Check each line of the material below for the word "exons". State how many lines have it, and nothing more.

*Dataset entries*.
BEGIN

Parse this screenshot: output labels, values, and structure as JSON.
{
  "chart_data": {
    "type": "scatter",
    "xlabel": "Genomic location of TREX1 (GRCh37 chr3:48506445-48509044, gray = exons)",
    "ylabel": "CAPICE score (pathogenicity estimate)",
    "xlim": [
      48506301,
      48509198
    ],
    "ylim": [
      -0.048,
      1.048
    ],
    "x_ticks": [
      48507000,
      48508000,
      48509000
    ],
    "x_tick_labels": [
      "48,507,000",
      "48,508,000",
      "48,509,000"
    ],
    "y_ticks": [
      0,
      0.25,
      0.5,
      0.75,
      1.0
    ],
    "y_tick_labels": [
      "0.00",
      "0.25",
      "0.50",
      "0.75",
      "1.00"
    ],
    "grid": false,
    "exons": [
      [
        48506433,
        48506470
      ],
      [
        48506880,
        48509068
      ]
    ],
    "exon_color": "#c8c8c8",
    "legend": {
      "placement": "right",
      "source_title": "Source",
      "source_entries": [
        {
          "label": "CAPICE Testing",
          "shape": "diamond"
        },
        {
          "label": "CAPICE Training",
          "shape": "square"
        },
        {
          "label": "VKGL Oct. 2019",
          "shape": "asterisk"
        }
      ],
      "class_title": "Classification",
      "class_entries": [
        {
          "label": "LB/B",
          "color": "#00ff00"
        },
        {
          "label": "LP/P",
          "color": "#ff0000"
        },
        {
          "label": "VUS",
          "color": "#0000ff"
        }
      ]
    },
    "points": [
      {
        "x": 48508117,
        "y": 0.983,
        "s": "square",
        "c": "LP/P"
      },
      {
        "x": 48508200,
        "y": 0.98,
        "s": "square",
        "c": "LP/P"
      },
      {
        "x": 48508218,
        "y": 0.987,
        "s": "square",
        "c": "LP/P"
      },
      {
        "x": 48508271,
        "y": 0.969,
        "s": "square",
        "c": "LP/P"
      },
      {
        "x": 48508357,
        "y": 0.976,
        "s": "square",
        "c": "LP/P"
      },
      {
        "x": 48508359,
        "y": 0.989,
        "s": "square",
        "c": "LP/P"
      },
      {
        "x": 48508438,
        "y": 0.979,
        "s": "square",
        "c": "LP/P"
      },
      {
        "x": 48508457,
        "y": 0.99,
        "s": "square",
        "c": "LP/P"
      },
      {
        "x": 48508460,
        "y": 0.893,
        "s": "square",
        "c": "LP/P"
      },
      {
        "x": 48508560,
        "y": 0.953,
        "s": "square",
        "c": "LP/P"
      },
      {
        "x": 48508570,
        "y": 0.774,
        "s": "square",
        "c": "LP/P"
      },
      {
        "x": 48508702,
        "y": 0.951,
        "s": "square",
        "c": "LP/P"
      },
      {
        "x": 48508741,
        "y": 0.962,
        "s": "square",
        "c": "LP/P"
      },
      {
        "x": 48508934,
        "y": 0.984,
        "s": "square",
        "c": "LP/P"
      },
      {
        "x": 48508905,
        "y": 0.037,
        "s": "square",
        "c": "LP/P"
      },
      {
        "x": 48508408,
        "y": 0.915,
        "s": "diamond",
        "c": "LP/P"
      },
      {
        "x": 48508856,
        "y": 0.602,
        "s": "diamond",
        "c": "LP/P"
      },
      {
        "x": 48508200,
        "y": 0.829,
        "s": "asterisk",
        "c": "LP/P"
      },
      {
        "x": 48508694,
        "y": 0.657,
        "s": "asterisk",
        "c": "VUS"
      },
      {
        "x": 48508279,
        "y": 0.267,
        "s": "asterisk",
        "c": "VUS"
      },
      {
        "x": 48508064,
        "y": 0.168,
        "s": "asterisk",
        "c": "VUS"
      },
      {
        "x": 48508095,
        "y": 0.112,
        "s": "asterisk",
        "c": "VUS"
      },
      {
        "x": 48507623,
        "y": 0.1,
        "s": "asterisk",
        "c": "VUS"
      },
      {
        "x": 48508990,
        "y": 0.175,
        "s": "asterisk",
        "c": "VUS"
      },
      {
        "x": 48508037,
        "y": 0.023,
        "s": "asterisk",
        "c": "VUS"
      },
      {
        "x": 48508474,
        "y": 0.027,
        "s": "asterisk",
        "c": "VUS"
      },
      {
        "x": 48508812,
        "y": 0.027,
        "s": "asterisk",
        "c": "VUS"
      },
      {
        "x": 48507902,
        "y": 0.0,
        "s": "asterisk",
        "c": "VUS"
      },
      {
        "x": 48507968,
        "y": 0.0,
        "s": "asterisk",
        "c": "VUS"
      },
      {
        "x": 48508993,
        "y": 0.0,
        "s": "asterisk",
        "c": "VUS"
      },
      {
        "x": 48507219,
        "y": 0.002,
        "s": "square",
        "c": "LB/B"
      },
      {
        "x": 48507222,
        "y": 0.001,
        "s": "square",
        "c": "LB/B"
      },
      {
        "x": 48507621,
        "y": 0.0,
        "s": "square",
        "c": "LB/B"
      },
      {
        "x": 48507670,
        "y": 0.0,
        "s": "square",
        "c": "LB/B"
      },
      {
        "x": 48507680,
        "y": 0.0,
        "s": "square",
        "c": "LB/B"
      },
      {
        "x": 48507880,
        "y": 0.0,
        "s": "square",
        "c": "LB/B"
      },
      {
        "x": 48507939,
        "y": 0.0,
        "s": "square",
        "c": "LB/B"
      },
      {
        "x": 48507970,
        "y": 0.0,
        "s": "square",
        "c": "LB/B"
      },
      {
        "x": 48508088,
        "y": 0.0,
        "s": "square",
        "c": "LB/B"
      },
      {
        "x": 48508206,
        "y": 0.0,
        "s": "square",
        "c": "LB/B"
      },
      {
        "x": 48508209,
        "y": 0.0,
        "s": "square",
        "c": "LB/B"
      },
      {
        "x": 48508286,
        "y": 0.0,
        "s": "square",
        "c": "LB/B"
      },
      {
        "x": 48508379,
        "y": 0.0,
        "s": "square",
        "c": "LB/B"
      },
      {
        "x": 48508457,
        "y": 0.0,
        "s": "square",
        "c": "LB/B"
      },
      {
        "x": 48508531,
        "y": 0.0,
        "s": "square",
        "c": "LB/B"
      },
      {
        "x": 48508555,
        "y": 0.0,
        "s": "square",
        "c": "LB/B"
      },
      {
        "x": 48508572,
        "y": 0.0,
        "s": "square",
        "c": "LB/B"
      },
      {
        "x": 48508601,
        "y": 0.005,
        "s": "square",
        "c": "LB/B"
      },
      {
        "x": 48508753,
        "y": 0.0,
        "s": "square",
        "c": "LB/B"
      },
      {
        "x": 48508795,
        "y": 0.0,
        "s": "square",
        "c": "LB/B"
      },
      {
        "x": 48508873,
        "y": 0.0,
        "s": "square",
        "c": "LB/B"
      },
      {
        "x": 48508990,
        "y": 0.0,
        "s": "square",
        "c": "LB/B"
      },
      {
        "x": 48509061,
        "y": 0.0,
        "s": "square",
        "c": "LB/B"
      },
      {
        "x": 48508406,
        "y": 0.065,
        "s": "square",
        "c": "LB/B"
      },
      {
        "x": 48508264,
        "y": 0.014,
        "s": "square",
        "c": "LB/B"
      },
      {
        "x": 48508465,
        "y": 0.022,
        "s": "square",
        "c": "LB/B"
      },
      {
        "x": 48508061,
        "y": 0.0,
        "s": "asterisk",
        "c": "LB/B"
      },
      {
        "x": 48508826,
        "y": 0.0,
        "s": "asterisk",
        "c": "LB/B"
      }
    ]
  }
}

END

*Task solution*. 2